● WHAT NEEDS TO BE DONE
Write out every single entry exactly.

● RAW RECORDS
* start *
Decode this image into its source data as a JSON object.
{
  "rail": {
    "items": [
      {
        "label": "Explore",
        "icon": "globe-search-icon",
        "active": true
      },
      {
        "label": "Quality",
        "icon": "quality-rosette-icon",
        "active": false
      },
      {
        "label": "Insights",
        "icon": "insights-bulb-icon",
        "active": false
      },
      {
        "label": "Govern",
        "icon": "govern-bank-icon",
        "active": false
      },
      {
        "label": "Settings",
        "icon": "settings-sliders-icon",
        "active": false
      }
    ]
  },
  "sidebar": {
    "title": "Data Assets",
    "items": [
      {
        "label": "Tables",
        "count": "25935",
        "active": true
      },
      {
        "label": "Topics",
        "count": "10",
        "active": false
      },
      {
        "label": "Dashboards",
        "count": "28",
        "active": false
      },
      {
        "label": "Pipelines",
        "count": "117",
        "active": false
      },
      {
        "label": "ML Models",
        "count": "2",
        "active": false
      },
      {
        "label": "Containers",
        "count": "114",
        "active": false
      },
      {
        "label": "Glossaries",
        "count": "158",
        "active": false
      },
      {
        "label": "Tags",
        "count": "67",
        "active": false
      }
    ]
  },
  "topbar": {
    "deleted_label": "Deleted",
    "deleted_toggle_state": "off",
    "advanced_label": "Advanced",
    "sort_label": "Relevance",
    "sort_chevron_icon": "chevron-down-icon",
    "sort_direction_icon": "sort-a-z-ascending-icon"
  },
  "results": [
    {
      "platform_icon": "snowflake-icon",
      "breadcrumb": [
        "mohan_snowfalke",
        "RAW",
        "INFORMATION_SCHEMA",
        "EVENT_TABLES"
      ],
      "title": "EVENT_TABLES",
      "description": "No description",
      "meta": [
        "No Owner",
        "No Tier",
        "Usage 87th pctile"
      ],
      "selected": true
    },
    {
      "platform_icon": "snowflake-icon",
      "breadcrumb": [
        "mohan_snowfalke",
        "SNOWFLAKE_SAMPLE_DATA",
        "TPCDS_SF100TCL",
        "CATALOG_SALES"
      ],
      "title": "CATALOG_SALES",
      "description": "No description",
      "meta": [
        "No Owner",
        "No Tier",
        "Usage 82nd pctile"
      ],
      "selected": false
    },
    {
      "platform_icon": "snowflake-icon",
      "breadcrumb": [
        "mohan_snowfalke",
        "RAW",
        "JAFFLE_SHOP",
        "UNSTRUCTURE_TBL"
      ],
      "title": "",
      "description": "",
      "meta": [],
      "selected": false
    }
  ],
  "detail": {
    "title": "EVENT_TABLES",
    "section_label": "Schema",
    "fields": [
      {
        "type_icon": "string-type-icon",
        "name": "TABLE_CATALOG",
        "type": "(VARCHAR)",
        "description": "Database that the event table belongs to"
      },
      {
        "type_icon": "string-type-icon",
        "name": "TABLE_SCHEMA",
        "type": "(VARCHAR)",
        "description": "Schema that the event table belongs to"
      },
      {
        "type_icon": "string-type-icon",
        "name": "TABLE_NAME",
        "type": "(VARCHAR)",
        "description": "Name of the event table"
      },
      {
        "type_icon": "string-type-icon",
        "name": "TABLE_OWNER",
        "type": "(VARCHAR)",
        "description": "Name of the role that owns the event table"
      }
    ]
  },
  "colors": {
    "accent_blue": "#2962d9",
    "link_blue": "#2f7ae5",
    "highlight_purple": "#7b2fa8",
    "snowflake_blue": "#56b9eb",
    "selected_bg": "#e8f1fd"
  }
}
* end *
● SOLUTION TO THIS EXERCISE
Decode this image into its source data as a JSON object.
{
  "rail": {
    "items": [
      {
        "label": "Explore",
        "icon": "globe-search-icon",
        "active": true
      },
      {
        "label": "Quality",
        "icon": "quality-rosette-icon",
        "active": false
      },
      {
        "label": "Insights",
        "icon": "insights-bulb-icon",
        "active": false
      },
      {
        "label": "Govern",
        "icon": "govern-bank-icon",
        "active": false
      },
      {
        "label": "Settings",
        "icon": "settings-sliders-icon",
        "active": false
      }
    ]
  },
  "sidebar": {
    "title": "Data Assets",
    "items": [
      {
        "label": "Tables",
        "count": "25935",
        "active": true
      },
      {
        "label": "Topics",
        "count": "10",
        "active": false
      },
      {
        "label": "Dashboards",
        "count": "28",
        "active": false
      },
      {
        "label": "Pipelines",
        "count": "117",
        "active": false
      },
      {
        "label": "ML Models",
        "count": "2",
        "active": false
      },
      {
        "label": "Containers",
        "count": "114",
        "active": false
      },
      {
        "label": "Glossaries",
        "count": "158",
        "active": false
      },
      {
        "label": "Tags",
        "count": "67",
        "active": false
      }
    ]
  },
  "topbar": {
    "deleted_label": "Deleted",
    "deleted_toggle_state": "off",
    "advanced_label": "Advanced",
    "sort_label": "Relevance",
    "sort_chevron_icon": "chevron-down-icon",
    "sort_direction_icon": "sort-a-z-ascending-icon"
  },
  "results": [
    {
      "platform_icon": "snowflake-icon",
      "breadcrumb": [
        "mohan_snowfalke",
        "RAW",
        "INFORMATION_SCHEMA",
        "EVENT_TABLES"
      ],
      "title": "EVENT_TABLES",
      "description": "No description",
      "meta": [
        "No Owner",
        "No Tier",
        "Usage 87th pctile"
      ],
      "selected": true
    },
    {
      "platform_icon": "snowflake-icon",
      "breadcrumb": [
        "mohan_snowfalke",
        "SNOWFLAKE_SAMPLE_DATA",
        "TPCDS_SF100TCL",
        "CATALOG_SALES"
      ],
      "title": "CATALOG_SALES",
      "description": "No description",
      "meta": [
        "No Owner",
        "No Tier",
        "Usage 82nd pctile"
      ],
      "selected": false
    },
    {
      "platform_icon": "snowflake-icon",
      "breadcrumb": [
        "mohan_snowfalke",
        "RAW",
        "JAFFLE_SHOP",
        "UNSTRUCTURE_TBL"
      ],
      "title": "",
      "description": "",
      "meta": [],
      "selected": false
    }
  ],
  "detail": {
    "title": "EVENT_TABLES",
    "section_label": "Schema",
    "fields": [
      {
        "type_icon": "string-type-icon",
        "name": "TABLE_CATALOG",
        "type": "(VARCHAR)",
        "description": "Database that the event table belongs to"
      },
      {
        "type_icon": "string-type-icon",
        "name": "TABLE_SCHEMA",
        "type": "(VARCHAR)",
        "description": "Schema that the event table belongs to"
      },
      {
        "type_icon": "string-type-icon",
        "name": "TABLE_NAME",
        "type": "(VARCHAR)",
        "description": "Name of the event table"
      },
      {
        "type_icon": "string-type-icon",
        "name": "TABLE_OWNER",
        "type": "(VARCHAR)",
        "description": "Name of the role that owns the event table"
      }
    ]
  },
  "colors": {
    "accent_blue": "#2962d9",
    "link_blue": "#2f7ae5",
    "highlight_purple": "#7b2fa8",
    "snowflake_blue": "#56b9eb",
    "selected_bg": "#e8f1fd"
  }
}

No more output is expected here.